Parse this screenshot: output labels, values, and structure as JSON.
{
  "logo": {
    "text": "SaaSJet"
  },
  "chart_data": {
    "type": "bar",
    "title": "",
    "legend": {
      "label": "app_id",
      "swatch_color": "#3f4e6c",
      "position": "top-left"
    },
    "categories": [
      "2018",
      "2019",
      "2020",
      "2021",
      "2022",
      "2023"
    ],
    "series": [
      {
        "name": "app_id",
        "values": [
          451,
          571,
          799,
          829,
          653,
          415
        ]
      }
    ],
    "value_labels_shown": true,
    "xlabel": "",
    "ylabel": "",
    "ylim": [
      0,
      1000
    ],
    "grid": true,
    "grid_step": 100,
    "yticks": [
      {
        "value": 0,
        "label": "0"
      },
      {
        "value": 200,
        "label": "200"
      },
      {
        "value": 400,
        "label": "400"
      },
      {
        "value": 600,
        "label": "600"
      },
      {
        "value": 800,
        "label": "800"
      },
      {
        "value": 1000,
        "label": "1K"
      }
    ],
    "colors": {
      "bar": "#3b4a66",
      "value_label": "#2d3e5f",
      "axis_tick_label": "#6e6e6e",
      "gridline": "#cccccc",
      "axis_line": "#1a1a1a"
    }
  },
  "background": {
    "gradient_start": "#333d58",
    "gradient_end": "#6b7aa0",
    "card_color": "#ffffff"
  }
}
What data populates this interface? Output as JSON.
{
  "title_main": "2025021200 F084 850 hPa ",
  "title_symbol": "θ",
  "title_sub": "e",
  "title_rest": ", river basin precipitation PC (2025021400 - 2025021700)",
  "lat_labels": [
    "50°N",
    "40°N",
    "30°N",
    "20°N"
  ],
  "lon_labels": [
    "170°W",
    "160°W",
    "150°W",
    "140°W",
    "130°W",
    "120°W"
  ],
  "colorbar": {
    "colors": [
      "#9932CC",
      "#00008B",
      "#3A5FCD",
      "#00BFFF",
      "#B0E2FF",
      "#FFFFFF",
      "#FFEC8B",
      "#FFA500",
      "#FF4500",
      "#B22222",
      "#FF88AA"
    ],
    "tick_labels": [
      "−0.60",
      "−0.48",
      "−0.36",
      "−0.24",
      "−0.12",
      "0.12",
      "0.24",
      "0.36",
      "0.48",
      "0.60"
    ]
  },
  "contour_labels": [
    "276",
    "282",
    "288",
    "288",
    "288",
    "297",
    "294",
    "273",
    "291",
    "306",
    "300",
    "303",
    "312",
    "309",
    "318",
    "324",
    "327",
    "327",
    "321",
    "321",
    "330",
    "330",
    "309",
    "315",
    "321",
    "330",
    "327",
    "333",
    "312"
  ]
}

> [Required work]: Look through the entries above for the word "this". Copy every line where it shows up.

> [Task output]:
Parse this screenshot: output labels, values, and structure as JSON.
What data populates this interface? Output as JSON.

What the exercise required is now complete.